Some records
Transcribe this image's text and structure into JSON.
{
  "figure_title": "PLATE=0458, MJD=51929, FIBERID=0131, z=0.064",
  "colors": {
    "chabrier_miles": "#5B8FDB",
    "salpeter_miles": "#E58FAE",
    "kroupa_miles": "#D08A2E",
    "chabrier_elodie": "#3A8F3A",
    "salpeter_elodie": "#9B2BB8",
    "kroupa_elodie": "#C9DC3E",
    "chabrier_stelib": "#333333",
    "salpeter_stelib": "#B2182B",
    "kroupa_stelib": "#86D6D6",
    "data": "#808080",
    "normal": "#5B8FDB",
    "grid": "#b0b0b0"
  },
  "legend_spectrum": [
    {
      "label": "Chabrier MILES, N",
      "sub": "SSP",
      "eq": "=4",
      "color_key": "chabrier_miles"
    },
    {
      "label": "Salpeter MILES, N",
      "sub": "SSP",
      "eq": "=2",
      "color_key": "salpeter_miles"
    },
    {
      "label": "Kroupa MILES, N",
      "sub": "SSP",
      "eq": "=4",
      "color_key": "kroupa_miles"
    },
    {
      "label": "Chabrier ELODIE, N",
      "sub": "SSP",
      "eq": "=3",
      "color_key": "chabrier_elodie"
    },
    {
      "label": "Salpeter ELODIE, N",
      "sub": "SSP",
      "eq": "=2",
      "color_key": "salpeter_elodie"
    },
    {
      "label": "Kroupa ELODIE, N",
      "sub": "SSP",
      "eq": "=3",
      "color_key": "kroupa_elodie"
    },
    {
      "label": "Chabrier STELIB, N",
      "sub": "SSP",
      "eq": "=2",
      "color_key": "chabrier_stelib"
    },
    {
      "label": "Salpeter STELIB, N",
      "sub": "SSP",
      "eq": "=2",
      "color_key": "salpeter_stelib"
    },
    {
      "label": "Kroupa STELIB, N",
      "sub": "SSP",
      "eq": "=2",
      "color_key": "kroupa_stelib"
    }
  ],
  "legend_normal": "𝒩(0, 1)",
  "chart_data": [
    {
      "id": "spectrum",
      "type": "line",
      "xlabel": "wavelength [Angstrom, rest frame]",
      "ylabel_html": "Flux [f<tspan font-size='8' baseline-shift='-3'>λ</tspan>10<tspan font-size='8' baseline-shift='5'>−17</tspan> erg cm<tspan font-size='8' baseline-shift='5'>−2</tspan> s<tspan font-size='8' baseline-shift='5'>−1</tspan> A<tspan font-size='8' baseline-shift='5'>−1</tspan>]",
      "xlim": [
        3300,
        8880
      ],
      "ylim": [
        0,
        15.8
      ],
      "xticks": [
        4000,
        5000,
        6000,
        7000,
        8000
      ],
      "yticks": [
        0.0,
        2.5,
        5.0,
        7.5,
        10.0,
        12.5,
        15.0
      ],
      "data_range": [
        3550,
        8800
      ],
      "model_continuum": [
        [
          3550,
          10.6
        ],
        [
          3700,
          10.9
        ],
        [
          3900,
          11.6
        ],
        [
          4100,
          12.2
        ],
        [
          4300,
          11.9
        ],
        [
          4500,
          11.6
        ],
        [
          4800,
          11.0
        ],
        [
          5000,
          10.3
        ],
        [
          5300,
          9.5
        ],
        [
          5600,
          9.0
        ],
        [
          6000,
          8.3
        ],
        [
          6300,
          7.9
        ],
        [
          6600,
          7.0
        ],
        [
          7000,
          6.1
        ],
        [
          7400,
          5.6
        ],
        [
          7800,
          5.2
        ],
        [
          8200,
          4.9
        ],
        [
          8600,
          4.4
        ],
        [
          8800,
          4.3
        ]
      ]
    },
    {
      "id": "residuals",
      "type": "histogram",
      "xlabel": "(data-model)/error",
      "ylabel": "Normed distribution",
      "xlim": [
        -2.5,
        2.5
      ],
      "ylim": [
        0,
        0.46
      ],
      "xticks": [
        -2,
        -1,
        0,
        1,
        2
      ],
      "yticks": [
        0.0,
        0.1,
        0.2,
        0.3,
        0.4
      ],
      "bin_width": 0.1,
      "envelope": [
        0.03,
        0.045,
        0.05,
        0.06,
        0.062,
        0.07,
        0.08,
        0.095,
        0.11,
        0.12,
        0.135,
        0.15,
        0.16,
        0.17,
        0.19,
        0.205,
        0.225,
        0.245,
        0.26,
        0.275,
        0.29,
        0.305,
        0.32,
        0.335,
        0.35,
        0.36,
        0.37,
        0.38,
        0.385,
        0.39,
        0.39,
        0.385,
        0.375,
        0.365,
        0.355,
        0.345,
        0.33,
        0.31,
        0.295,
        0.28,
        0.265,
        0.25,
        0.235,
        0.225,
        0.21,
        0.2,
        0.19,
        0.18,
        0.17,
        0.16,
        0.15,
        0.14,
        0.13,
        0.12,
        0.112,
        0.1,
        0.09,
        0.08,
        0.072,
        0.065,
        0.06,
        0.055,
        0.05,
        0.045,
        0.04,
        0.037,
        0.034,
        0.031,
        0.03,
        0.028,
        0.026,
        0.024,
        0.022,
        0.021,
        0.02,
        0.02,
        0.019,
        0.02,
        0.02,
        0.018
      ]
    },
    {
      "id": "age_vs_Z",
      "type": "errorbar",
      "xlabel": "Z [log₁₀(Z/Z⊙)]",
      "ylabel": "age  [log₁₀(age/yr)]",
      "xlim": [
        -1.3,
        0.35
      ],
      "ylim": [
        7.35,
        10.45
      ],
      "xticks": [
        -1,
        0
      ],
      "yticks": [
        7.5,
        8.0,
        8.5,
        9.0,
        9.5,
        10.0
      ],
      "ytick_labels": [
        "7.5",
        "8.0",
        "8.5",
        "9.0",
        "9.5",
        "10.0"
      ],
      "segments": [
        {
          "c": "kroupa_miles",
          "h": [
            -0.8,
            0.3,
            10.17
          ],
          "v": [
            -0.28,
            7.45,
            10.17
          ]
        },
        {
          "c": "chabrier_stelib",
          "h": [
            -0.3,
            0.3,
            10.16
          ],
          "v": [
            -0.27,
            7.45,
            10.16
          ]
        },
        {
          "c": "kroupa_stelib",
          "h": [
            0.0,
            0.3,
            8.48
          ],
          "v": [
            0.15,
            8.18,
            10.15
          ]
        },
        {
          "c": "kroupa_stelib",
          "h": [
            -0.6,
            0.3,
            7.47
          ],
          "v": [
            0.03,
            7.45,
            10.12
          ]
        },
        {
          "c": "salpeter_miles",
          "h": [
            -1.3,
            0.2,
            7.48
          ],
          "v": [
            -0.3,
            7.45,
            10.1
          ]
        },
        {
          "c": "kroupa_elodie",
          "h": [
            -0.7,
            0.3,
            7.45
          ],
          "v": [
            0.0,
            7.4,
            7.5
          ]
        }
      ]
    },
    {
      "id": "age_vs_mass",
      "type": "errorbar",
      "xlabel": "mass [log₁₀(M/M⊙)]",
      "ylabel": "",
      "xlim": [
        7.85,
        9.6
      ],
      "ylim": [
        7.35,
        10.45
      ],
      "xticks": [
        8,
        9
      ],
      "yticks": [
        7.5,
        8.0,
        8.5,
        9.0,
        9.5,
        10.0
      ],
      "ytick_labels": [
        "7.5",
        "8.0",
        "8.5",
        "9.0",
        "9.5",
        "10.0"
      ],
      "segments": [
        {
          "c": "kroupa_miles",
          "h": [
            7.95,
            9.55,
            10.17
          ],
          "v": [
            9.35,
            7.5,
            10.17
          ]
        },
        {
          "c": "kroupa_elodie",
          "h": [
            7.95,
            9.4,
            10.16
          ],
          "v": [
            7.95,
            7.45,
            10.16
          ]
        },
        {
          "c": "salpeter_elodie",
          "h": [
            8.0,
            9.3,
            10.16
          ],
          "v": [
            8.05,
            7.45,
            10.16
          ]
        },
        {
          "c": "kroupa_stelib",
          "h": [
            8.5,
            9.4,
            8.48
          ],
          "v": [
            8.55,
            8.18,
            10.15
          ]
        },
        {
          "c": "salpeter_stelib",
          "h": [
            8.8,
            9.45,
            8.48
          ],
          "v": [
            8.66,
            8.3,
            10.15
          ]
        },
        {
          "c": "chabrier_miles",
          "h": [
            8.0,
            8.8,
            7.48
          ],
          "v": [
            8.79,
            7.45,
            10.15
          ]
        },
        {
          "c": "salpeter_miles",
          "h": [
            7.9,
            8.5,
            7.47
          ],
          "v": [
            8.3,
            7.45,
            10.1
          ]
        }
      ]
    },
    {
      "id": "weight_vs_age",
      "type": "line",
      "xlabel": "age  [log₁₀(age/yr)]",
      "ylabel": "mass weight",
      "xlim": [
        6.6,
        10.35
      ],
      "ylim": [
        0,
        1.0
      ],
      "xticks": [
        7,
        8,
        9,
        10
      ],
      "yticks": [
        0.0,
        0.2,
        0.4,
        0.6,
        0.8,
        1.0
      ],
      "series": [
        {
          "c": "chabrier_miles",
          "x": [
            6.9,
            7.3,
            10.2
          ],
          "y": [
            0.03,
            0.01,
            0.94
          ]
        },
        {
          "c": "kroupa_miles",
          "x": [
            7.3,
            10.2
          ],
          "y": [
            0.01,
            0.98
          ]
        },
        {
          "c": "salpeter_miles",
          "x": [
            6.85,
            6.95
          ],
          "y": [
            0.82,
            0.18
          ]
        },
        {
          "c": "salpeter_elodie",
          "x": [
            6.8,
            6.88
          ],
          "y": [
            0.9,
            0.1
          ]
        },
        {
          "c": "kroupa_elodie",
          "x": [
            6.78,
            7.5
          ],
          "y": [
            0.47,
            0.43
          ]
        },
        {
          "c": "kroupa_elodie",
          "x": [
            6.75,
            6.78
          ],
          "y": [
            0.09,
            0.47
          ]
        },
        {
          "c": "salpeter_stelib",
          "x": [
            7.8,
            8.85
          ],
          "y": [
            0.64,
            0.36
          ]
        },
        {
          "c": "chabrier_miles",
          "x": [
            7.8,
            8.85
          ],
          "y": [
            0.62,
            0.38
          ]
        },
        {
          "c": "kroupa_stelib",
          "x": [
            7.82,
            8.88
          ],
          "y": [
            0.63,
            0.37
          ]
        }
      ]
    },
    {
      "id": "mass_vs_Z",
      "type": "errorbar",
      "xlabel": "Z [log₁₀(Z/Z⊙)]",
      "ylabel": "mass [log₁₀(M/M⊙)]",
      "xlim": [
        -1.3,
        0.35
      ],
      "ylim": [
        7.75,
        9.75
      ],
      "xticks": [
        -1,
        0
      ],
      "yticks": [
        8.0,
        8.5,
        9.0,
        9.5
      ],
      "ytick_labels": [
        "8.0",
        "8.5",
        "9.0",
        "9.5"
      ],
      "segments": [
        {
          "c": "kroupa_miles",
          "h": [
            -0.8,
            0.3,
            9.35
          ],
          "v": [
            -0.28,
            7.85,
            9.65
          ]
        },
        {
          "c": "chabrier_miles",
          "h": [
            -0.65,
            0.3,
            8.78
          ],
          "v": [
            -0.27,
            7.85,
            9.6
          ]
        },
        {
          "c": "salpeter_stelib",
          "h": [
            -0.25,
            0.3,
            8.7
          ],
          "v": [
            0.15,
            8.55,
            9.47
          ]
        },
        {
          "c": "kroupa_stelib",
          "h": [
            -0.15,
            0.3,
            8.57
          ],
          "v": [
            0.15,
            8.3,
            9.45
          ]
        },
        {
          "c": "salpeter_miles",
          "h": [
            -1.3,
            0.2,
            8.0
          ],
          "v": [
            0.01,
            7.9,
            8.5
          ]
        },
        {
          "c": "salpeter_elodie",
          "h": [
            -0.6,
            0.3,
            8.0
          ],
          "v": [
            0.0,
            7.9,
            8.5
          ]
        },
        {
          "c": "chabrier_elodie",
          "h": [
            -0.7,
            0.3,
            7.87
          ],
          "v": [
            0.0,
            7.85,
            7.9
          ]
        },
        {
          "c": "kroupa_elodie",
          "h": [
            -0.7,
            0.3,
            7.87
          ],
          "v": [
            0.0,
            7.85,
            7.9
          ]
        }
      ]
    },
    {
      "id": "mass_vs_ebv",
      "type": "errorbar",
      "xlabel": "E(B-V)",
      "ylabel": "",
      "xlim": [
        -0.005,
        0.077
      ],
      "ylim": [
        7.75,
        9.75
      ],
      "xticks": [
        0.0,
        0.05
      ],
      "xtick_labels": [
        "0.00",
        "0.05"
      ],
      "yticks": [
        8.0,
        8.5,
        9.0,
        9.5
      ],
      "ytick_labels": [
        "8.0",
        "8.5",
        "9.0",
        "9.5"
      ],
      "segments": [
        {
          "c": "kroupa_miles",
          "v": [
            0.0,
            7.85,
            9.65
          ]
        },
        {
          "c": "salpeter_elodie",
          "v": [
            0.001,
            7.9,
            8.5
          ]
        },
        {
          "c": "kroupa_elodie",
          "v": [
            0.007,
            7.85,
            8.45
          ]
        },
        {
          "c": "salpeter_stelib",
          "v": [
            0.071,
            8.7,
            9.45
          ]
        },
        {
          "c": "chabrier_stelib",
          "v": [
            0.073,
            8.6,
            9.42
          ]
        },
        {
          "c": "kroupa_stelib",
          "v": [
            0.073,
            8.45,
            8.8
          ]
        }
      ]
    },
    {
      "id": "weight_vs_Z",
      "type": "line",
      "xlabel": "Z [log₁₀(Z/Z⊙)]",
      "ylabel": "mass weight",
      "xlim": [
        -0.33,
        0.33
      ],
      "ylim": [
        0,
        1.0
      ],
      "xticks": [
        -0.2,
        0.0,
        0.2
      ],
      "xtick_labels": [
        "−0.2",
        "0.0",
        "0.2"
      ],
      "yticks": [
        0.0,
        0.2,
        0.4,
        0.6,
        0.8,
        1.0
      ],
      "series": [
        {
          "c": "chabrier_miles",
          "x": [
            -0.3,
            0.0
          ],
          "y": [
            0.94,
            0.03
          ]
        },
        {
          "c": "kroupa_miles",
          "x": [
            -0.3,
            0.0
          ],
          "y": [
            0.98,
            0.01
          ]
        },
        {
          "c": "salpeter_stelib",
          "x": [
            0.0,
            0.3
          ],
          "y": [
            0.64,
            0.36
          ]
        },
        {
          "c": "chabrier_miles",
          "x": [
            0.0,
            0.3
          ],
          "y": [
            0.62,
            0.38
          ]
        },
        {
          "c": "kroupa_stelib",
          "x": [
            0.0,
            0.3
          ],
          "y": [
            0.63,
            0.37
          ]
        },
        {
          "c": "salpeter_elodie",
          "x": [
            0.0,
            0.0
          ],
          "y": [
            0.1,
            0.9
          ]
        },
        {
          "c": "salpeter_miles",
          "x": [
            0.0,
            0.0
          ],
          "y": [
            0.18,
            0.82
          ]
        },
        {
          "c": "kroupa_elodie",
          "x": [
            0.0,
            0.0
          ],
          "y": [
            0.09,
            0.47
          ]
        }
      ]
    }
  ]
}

WHAT THIS TASK INVOLVES: Each line in the listing above that contains "log₁₀" should be copied.

OUTPUT:
      "xlabel": "Z [log₁₀(Z/Z⊙)]",
      "ylabel": "age  [log₁₀(age/yr)]",
      "xlabel": "mass [log₁₀(M/M⊙)]",
      "xlabel": "age  [log₁₀(age/yr)]",
      "xlabel": "Z [log₁₀(Z/Z⊙)]",
      "ylabel": "mass [log₁₀(M/M⊙)]",
      "xlabel": "Z [log₁₀(Z/Z⊙)]",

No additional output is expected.